[Given instruction 1] According to the passage on the moon-landing conspiracy theories, which recent documentary offers more on this subject?

[Passage to read]
>> BEGIN

By now we’ve all heard the conspiracy theories regarding the 1969 moon landing: that it must be fake footage created by professional filmmakers in an attempt to convince the world that the United States actually landed on the moon when, in fact, it didn’t. The theory is nonsense, of course, but that doesn’t stop it from being very interesting. Check out the recent documentary Room 237 for more on this madness. Or, if you’re in the mood for a bizarre French comedy that uses the “fake moon landing” premise as a framework on which to hang an increasingly more wacky series of garish shenanigans, you might enjoy Moonwalkers. (Accent on “might.”)

>> END

[Material for this task]

>> BEGIN

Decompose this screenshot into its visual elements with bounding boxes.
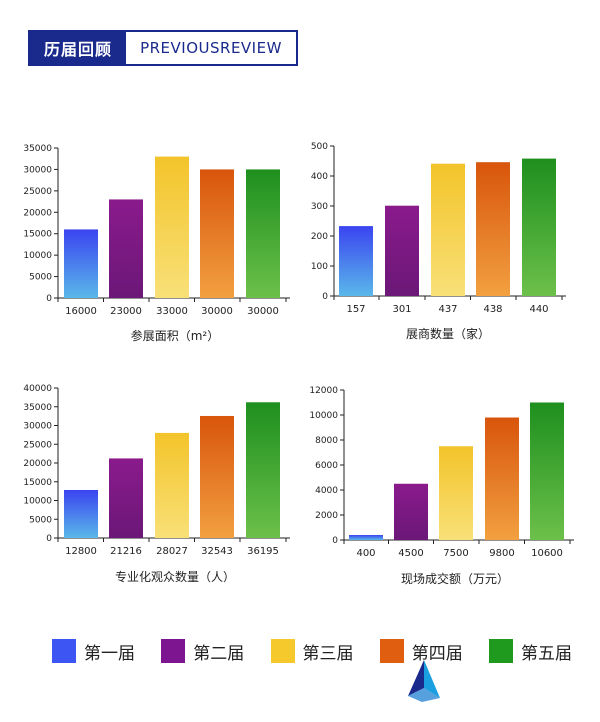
logo-mark: [408, 660, 440, 702]
bar-1: [64, 229, 98, 298]
category-label-3: 28027: [156, 546, 188, 557]
y-tick-label: 6000: [315, 461, 338, 471]
y-tick-label: 40000: [23, 384, 52, 394]
section-header: 历届回顾 PREVIOUSREVIEW: [28, 30, 298, 66]
y-tick-label: 10000: [309, 411, 338, 421]
y-tick-label: 500: [311, 142, 328, 152]
legend-item-1: 第一届: [52, 639, 135, 664]
bar-1: [339, 226, 373, 296]
header-title-en: PREVIOUSREVIEW: [140, 39, 282, 57]
category-label-3: 7500: [443, 548, 468, 559]
y-tick-label: 25000: [23, 187, 52, 197]
bar-1: [64, 490, 98, 538]
category-label-3: 33000: [156, 306, 188, 317]
header-title-cn: 历届回顾: [30, 32, 126, 64]
category-label-4: 30000: [201, 306, 233, 317]
y-tick-label: 35000: [23, 144, 52, 154]
category-label-4: 9800: [489, 548, 514, 559]
legend-item-2: 第二届: [161, 639, 244, 664]
category-label-4: 438: [483, 304, 502, 315]
y-tick-label: 300: [311, 202, 328, 212]
y-tick-label: 100: [311, 262, 328, 272]
y-tick-label: 200: [311, 232, 328, 242]
category-label-1: 400: [356, 548, 375, 559]
y-tick-label: 20000: [23, 459, 52, 469]
y-tick-label: 8000: [315, 436, 338, 446]
y-tick-label: 10000: [23, 497, 52, 507]
category-label-5: 10600: [531, 548, 563, 559]
chart-title: 展商数量（家）: [406, 326, 490, 341]
category-label-3: 437: [438, 304, 457, 315]
y-tick-label: 30000: [23, 422, 52, 432]
bar-1: [349, 535, 383, 540]
legend-label-4: 第四届: [411, 643, 463, 664]
legend-label-5: 第五届: [521, 643, 572, 664]
bar-2: [109, 199, 143, 298]
category-label-2: 23000: [110, 306, 142, 317]
legend-item-4: 第四届: [379, 639, 463, 664]
chart-title: 现场成交额（万元）: [401, 571, 509, 586]
category-label-5: 440: [529, 304, 548, 315]
bar-2: [385, 205, 419, 296]
category-label-4: 32543: [201, 546, 233, 557]
y-tick-label: 4000: [315, 486, 338, 496]
chart-legend: 第一届 第二届 第三届 第四届 第五届: [52, 636, 572, 666]
legend-label-2: 第二届: [193, 643, 245, 664]
bar-3: [155, 156, 189, 298]
category-label-5: 30000: [247, 306, 279, 317]
y-tick-label: 35000: [23, 403, 52, 413]
legend-swatch-4: [379, 639, 404, 663]
y-tick-label: 12000: [309, 386, 338, 396]
legend-swatch-2: [161, 639, 186, 663]
y-tick-label: 0: [332, 536, 338, 546]
legend-swatch-5: [489, 639, 513, 663]
bar-5: [246, 402, 280, 538]
y-tick-label: 5000: [29, 273, 52, 283]
y-tick-label: 10000: [23, 251, 52, 261]
legend-label-3: 第三届: [302, 643, 354, 664]
bar-4: [200, 169, 234, 298]
legend-item-3: 第三届: [270, 639, 354, 664]
bar-2: [109, 458, 143, 538]
y-tick-label: 2000: [315, 511, 338, 521]
y-tick-label: 15000: [23, 230, 52, 240]
bar-2: [394, 483, 428, 540]
category-label-2: 21216: [110, 546, 142, 557]
bar-5: [530, 402, 564, 540]
category-label-1: 157: [346, 304, 365, 315]
chart-title: 专业化观众数量（人）: [115, 569, 235, 584]
legend-label-1: 第一届: [84, 643, 135, 664]
bar-3: [439, 446, 473, 540]
y-tick-label: 20000: [23, 208, 52, 218]
bar-3: [155, 432, 189, 538]
y-tick-label: 0: [322, 292, 328, 302]
legend-item-5: 第五届: [489, 639, 572, 664]
bar-4: [200, 415, 234, 538]
y-tick-label: 5000: [29, 515, 52, 525]
bar-4: [476, 162, 510, 296]
chart-title: 参展面积（m²）: [131, 328, 220, 343]
y-tick-label: 400: [311, 172, 328, 182]
category-label-2: 301: [392, 304, 411, 315]
y-tick-label: 25000: [23, 440, 52, 450]
bar-5: [246, 169, 280, 298]
y-tick-label: 0: [46, 534, 52, 544]
y-tick-label: 0: [46, 294, 52, 304]
bar-4: [485, 417, 519, 540]
category-label-1: 12800: [65, 546, 97, 557]
legend-swatch-1: [52, 639, 76, 663]
y-tick-label: 15000: [23, 478, 52, 488]
category-label-1: 16000: [65, 306, 97, 317]
category-label-2: 4500: [398, 548, 423, 559]
category-label-5: 36195: [247, 546, 279, 557]
y-tick-label: 30000: [23, 165, 52, 175]
bar-5: [522, 158, 556, 296]
bar-3: [431, 163, 465, 296]
legend-swatch-3: [270, 639, 295, 663]
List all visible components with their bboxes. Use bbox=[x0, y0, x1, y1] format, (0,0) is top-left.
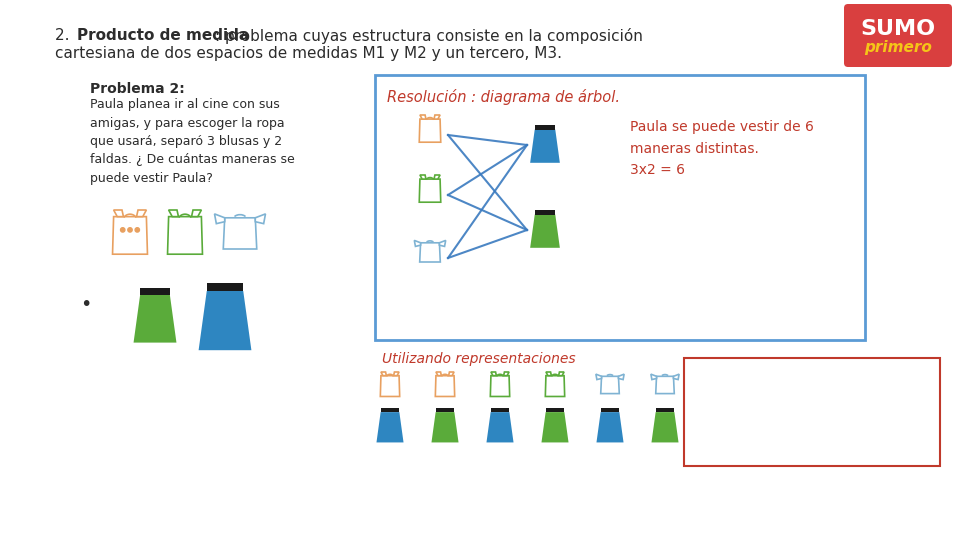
Polygon shape bbox=[112, 217, 148, 254]
Polygon shape bbox=[136, 210, 146, 217]
Polygon shape bbox=[546, 372, 551, 376]
Polygon shape bbox=[601, 376, 619, 394]
Polygon shape bbox=[596, 412, 624, 442]
Text: SUMO: SUMO bbox=[860, 19, 936, 39]
Polygon shape bbox=[596, 374, 602, 380]
Text: Paula se puede vestir de
6 maneras distintas.
3 blusas por 2 faldas es
6  manera: Paula se puede vestir de 6 maneras disti… bbox=[692, 368, 847, 438]
Polygon shape bbox=[133, 294, 177, 342]
FancyBboxPatch shape bbox=[684, 358, 940, 466]
Polygon shape bbox=[436, 372, 442, 376]
Polygon shape bbox=[113, 210, 124, 217]
FancyBboxPatch shape bbox=[491, 408, 510, 412]
Polygon shape bbox=[431, 412, 459, 442]
Text: Paula se puede vestir de 6
maneras distintas.
3x2 = 6: Paula se puede vestir de 6 maneras disti… bbox=[630, 120, 814, 178]
Text: Resolución : diagrama de árbol.: Resolución : diagrama de árbol. bbox=[387, 89, 620, 105]
Polygon shape bbox=[652, 412, 679, 442]
Circle shape bbox=[135, 228, 139, 232]
Polygon shape bbox=[380, 376, 399, 396]
Polygon shape bbox=[224, 218, 256, 249]
Polygon shape bbox=[448, 372, 454, 376]
Polygon shape bbox=[381, 372, 386, 376]
Polygon shape bbox=[434, 115, 440, 119]
Polygon shape bbox=[435, 376, 455, 396]
FancyBboxPatch shape bbox=[140, 288, 170, 294]
Polygon shape bbox=[491, 376, 510, 396]
Polygon shape bbox=[434, 175, 440, 179]
FancyBboxPatch shape bbox=[206, 283, 243, 291]
FancyBboxPatch shape bbox=[844, 4, 952, 67]
Polygon shape bbox=[394, 372, 399, 376]
Text: cartesiana de dos espacios de medidas M1 y M2 y un tercero, M3.: cartesiana de dos espacios de medidas M1… bbox=[55, 46, 562, 61]
Polygon shape bbox=[530, 214, 560, 248]
Polygon shape bbox=[376, 412, 403, 442]
Polygon shape bbox=[559, 372, 564, 376]
Polygon shape bbox=[199, 291, 252, 350]
Polygon shape bbox=[420, 175, 426, 179]
Polygon shape bbox=[420, 243, 441, 262]
Text: primero: primero bbox=[864, 40, 932, 55]
Polygon shape bbox=[168, 217, 203, 254]
Polygon shape bbox=[545, 376, 564, 396]
Polygon shape bbox=[487, 412, 514, 442]
FancyBboxPatch shape bbox=[436, 408, 454, 412]
Text: : problema cuyas estructura consiste en la composición: : problema cuyas estructura consiste en … bbox=[215, 28, 643, 44]
Circle shape bbox=[128, 228, 132, 232]
FancyBboxPatch shape bbox=[375, 75, 865, 340]
Polygon shape bbox=[674, 374, 679, 380]
Polygon shape bbox=[415, 240, 420, 246]
Text: Paula planea ir al cine con sus
amigas, y para escoger la ropa
que usará, separó: Paula planea ir al cine con sus amigas, … bbox=[90, 98, 295, 185]
Text: Producto de medida: Producto de medida bbox=[77, 28, 250, 43]
Text: •: • bbox=[80, 295, 91, 314]
FancyBboxPatch shape bbox=[535, 125, 555, 130]
Polygon shape bbox=[530, 130, 560, 163]
Polygon shape bbox=[491, 372, 496, 376]
FancyBboxPatch shape bbox=[381, 408, 399, 412]
Text: Utilizando representaciones: Utilizando representaciones bbox=[382, 352, 576, 366]
Polygon shape bbox=[504, 372, 509, 376]
Polygon shape bbox=[440, 240, 445, 246]
Polygon shape bbox=[651, 374, 657, 380]
Polygon shape bbox=[420, 119, 441, 142]
Polygon shape bbox=[420, 179, 441, 202]
FancyBboxPatch shape bbox=[545, 408, 564, 412]
Circle shape bbox=[121, 228, 125, 232]
Text: Problema 2:: Problema 2: bbox=[90, 82, 184, 96]
Polygon shape bbox=[618, 374, 624, 380]
Text: 2.: 2. bbox=[55, 28, 80, 43]
Polygon shape bbox=[192, 210, 202, 217]
Polygon shape bbox=[656, 376, 674, 394]
Polygon shape bbox=[420, 115, 426, 119]
Polygon shape bbox=[214, 214, 225, 224]
FancyBboxPatch shape bbox=[601, 408, 619, 412]
FancyBboxPatch shape bbox=[535, 210, 555, 214]
Polygon shape bbox=[255, 214, 266, 224]
Polygon shape bbox=[169, 210, 179, 217]
Polygon shape bbox=[541, 412, 568, 442]
FancyBboxPatch shape bbox=[656, 408, 674, 412]
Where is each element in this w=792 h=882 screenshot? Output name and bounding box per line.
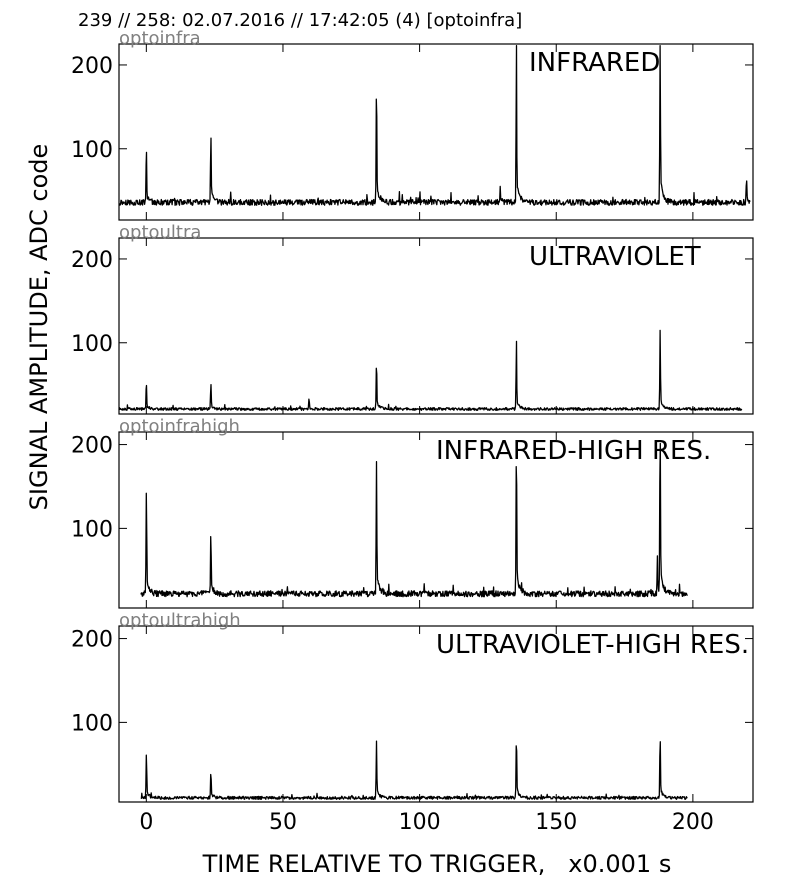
x-tick-label: 50 xyxy=(269,810,297,835)
x-tick-label: 0 xyxy=(139,810,153,835)
panel-optoinfra: 100 200 optoinfra INFRARED xyxy=(71,28,754,221)
series-line-optoinfrahigh xyxy=(140,442,688,598)
panel-title: INFRARED-HIGH RES. xyxy=(436,436,711,466)
series-line-optoultra xyxy=(118,329,743,411)
panel-title: ULTRAVIOLET-HIGH RES. xyxy=(436,630,749,660)
y-tick-label: 100 xyxy=(71,711,113,736)
series-line-optoultrahigh xyxy=(140,740,688,800)
y-tick-label: 200 xyxy=(71,628,113,653)
plot-frame xyxy=(118,43,754,221)
y-tick-label: 100 xyxy=(71,332,113,357)
panel-tag: optoinfrahigh xyxy=(119,416,240,437)
panel-optoinfrahigh: 100 200 optoinfrahigh INFRARED-HIGH RES. xyxy=(71,416,754,609)
x-tick-label: 150 xyxy=(535,810,577,835)
figure-header: 239 // 258: 02.07.2016 // 17:42:05 (4) [… xyxy=(78,10,522,31)
y-axis-label: SIGNAL AMPLITUDE, ADC code xyxy=(25,144,53,511)
y-tick-label: 100 xyxy=(71,517,113,542)
y-tick-label: 200 xyxy=(71,434,113,459)
panel-optoultrahigh: 100 200 optoultrahigh ULTRAVIOLET-HIGH RES. xyxy=(71,610,754,803)
series-line-optoinfra xyxy=(118,45,751,206)
panel-optoultra: 100 200 optoultra ULTRAVIOLET xyxy=(71,222,754,415)
x-tick-label: 100 xyxy=(399,810,441,835)
panel-tag: optoultra xyxy=(119,222,201,243)
x-tick-label: 200 xyxy=(672,810,714,835)
panel-tag: optoinfra xyxy=(119,28,201,49)
panel-tag: optoultrahigh xyxy=(119,610,241,631)
plot-frame xyxy=(118,625,754,803)
y-tick-label: 200 xyxy=(71,54,113,79)
x-axis-label: TIME RELATIVE TO TRIGGER, x0.001 s xyxy=(202,850,672,878)
panel-title: ULTRAVIOLET xyxy=(529,242,701,272)
panels: 100 200 optoinfra INFRARED 100 200 optoultra UL… xyxy=(71,28,754,835)
plot-frame xyxy=(118,237,754,415)
y-tick-label: 100 xyxy=(71,138,113,163)
plot-frame xyxy=(118,431,754,609)
panel-title: INFRARED xyxy=(529,48,660,78)
y-tick-label: 200 xyxy=(71,248,113,273)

>> END

[Given instruction 2] Set down, character for character, the stretch of the listing from the line containing "logo-mark: [408, 660, 440, 702]" through the line containing "bar-1: [64, 490, 98, 538]", including both of those lines.

[Full solution 1] Room 237

[Full solution 2]
logo-mark: [408, 660, 440, 702]
bar-1: [64, 229, 98, 298]
category-label-3: 28027: [156, 546, 188, 557]
y-tick-label: 6000: [315, 461, 338, 471]
y-tick-label: 40000: [23, 384, 52, 394]
section-header: 历届回顾 PREVIOUSREVIEW: [28, 30, 298, 66]
y-tick-label: 10000: [309, 411, 338, 421]
y-tick-label: 500: [311, 142, 328, 152]
legend-item-1: 第一届: [52, 639, 135, 664]
bar-1: [339, 226, 373, 296]
header-title-en: PREVIOUSREVIEW: [140, 39, 282, 57]
category-label-3: 7500: [443, 548, 468, 559]
y-tick-label: 25000: [23, 187, 52, 197]
bar-1: [64, 490, 98, 538]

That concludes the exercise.